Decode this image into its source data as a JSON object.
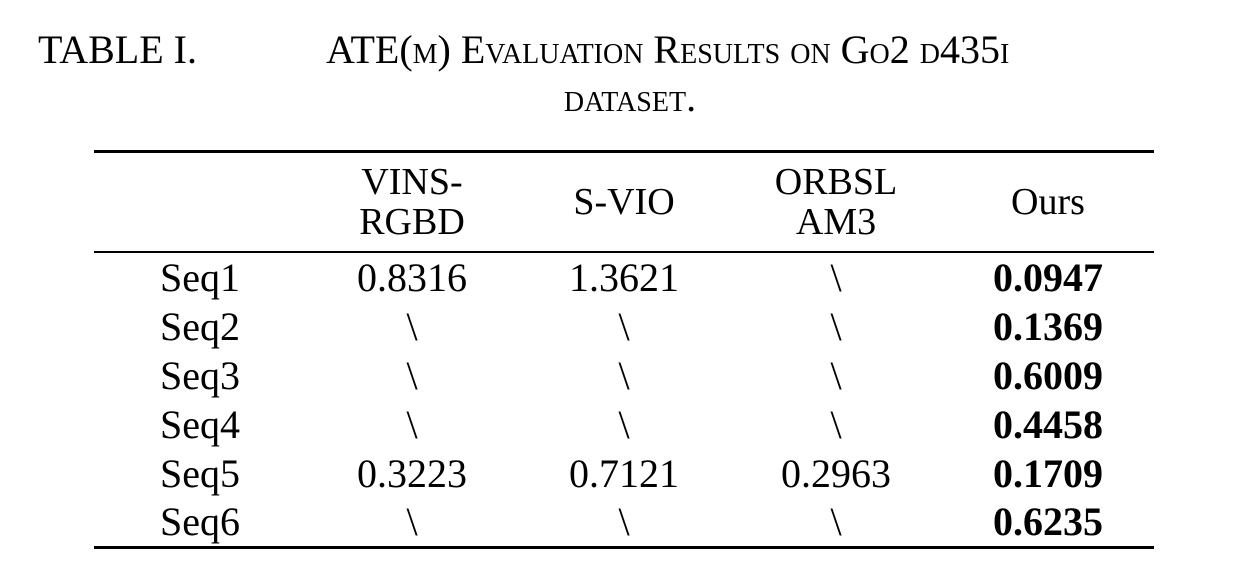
{
  "caption": {
    "label": "TABLE I.",
    "title_line1": "ATE(m) Evaluation Results on Go2 d435i",
    "title_line2": "dataset."
  },
  "table": {
    "columns": [
      {
        "line1": "",
        "line2": ""
      },
      {
        "line1": "VINS-",
        "line2": "RGBD"
      },
      {
        "line1": "S-VIO",
        "line2": ""
      },
      {
        "line1": "ORBSL",
        "line2": "AM3"
      },
      {
        "line1": "Ours",
        "line2": ""
      }
    ],
    "rows": [
      {
        "seq": "Seq1",
        "vins_rgbd": "0.8316",
        "s_vio": "1.3621",
        "orbslam3": "\\",
        "ours": "0.0947"
      },
      {
        "seq": "Seq2",
        "vins_rgbd": "\\",
        "s_vio": "\\",
        "orbslam3": "\\",
        "ours": "0.1369"
      },
      {
        "seq": "Seq3",
        "vins_rgbd": "\\",
        "s_vio": "\\",
        "orbslam3": "\\",
        "ours": "0.6009"
      },
      {
        "seq": "Seq4",
        "vins_rgbd": "\\",
        "s_vio": "\\",
        "orbslam3": "\\",
        "ours": "0.4458"
      },
      {
        "seq": "Seq5",
        "vins_rgbd": "0.3223",
        "s_vio": "0.7121",
        "orbslam3": "0.2963",
        "ours": "0.1709"
      },
      {
        "seq": "Seq6",
        "vins_rgbd": "\\",
        "s_vio": "\\",
        "orbslam3": "\\",
        "ours": "0.6235"
      }
    ]
  }
}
########################################
[What the task requires]
Return the whole listing, word for word, and leave out every picture.

[Solution to this task]
Decode this image into its source data as a JSON object.
{
  "caption": {
    "label": "TABLE I.",
    "title_line1": "ATE(m) Evaluation Results on Go2 d435i",
    "title_line2": "dataset."
  },
  "table": {
    "columns": [
      {
        "line1": "",
        "line2": ""
      },
      {
        "line1": "VINS-",
        "line2": "RGBD"
      },
      {
        "line1": "S-VIO",
        "line2": ""
      },
      {
        "line1": "ORBSL",
        "line2": "AM3"
      },
      {
        "line1": "Ours",
        "line2": ""
      }
    ],
    "rows": [
      {
        "seq": "Seq1",
        "vins_rgbd": "0.8316",
        "s_vio": "1.3621",
        "orbslam3": "\\",
        "ours": "0.0947"
      },
      {
        "seq": "Seq2",
        "vins_rgbd": "\\",
        "s_vio": "\\",
        "orbslam3": "\\",
        "ours": "0.1369"
      },
      {
        "seq": "Seq3",
        "vins_rgbd": "\\",
        "s_vio": "\\",
        "orbslam3": "\\",
        "ours": "0.6009"
      },
      {
        "seq": "Seq4",
        "vins_rgbd": "\\",
        "s_vio": "\\",
        "orbslam3": "\\",
        "ours": "0.4458"
      },
      {
        "seq": "Seq5",
        "vins_rgbd": "0.3223",
        "s_vio": "0.7121",
        "orbslam3": "0.2963",
        "ours": "0.1709"
      },
      {
        "seq": "Seq6",
        "vins_rgbd": "\\",
        "s_vio": "\\",
        "orbslam3": "\\",
        "ours": "0.6235"
      }
    ]
  }
}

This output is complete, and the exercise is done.